▸ **JOB**: Collect every line that includes the string "width".

Collected data entries
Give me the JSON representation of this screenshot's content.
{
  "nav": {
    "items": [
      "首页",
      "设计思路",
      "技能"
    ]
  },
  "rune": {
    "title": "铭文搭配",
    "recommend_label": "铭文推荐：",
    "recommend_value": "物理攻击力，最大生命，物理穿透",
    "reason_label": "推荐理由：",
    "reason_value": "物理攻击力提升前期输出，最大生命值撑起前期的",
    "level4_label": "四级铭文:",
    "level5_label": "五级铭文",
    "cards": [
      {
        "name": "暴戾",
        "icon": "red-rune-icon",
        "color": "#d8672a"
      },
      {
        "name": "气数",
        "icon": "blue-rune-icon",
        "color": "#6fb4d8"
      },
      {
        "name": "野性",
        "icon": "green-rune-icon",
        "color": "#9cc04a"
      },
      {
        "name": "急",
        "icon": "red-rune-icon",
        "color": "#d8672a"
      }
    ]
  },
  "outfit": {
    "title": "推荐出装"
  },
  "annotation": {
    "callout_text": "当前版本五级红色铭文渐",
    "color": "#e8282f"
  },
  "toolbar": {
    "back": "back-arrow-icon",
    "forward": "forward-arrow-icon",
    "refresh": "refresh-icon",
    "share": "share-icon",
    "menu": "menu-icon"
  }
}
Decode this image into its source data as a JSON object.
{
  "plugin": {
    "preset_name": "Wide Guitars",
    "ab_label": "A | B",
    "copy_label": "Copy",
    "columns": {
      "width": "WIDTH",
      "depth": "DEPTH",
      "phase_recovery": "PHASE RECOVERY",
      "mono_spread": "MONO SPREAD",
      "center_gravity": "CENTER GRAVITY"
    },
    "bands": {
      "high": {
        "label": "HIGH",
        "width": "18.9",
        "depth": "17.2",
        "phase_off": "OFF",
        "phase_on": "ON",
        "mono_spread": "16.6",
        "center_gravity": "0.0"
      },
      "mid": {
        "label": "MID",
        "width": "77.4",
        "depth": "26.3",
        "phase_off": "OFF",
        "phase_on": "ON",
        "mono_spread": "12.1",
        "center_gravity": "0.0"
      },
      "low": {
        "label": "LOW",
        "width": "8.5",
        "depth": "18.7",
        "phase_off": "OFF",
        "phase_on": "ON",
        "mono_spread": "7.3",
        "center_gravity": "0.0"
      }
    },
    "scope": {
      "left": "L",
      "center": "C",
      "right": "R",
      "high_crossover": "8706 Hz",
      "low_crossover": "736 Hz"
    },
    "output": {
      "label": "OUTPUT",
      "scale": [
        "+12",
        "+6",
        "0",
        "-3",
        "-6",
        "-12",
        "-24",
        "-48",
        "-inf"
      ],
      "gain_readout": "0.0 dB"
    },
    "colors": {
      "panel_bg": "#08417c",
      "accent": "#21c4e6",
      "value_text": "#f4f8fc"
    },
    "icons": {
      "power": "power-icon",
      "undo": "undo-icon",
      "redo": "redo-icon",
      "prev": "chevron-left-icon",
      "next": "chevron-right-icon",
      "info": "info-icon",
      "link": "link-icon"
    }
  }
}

▸ **SOLUTION FOR THIS EXERCISE**:
      "width": "WIDTH",
        "width": "18.9",
        "width": "77.4",
        "width": "8.5",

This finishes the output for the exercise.